#### JOB
Omit the pictures and return every entry exactly as written.

#### TASK MATERIAL
- - -
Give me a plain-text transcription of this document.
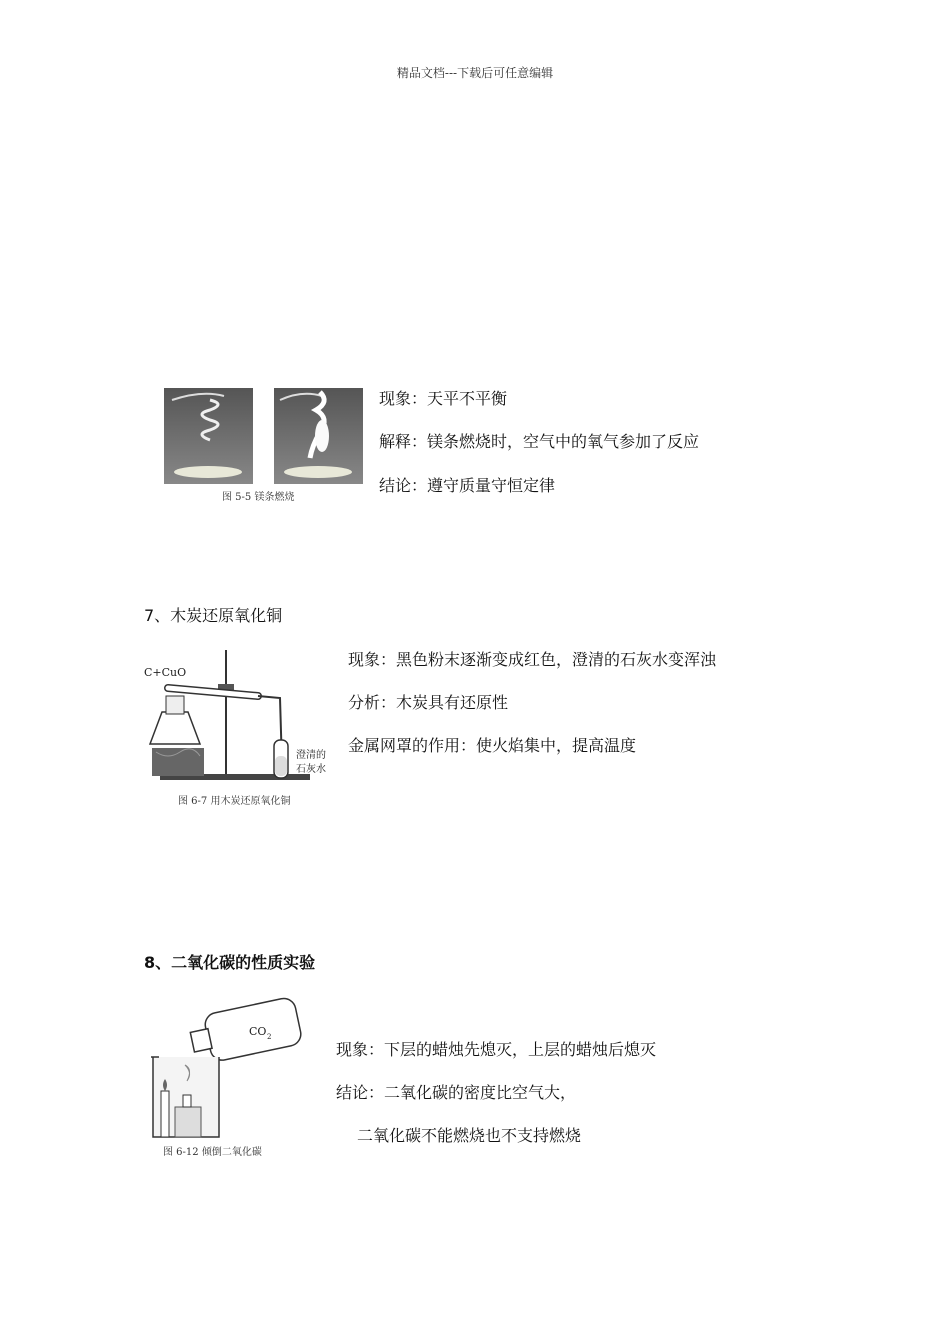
精品文档---下载后可任意编辑
图 5-5 镁条燃烧
现象：天平不平衡
解释：镁条燃烧时，空气中的氧气参加了反应
结论：遵守质量守恒定律
7、木炭还原氧化铜
C+CuO
澄清的
石灰水
图 6-7 用木炭还原氧化铜
现象：黑色粉末逐渐变成红色，澄清的石灰水变浑浊
分析：木炭具有还原性
金属网罩的作用：使火焰集中，提高温度
8、二氧化碳的性质实验
CO 2
图 6-12 倾倒二氧化碳
现象：下层的蜡烛先熄灭，上层的蜡烛后熄灭
结论：二氧化碳的密度比空气大，
二氧化碳不能燃烧也不支持燃烧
- - -
#### ANSWER TO THIS EXERCISE
Give me a plain-text transcription of this document.
精品文档---下载后可任意编辑
图 5-5 镁条燃烧
现象：天平不平衡
解释：镁条燃烧时，空气中的氧气参加了反应
结论：遵守质量守恒定律
7、木炭还原氧化铜
C+CuO
澄清的
石灰水
图 6-7 用木炭还原氧化铜
现象：黑色粉末逐渐变成红色，澄清的石灰水变浑浊
分析：木炭具有还原性
金属网罩的作用：使火焰集中，提高温度
8、二氧化碳的性质实验
CO 2
图 6-12 倾倒二氧化碳
现象：下层的蜡烛先熄灭，上层的蜡烛后熄灭
结论：二氧化碳的密度比空气大，
二氧化碳不能燃烧也不支持燃烧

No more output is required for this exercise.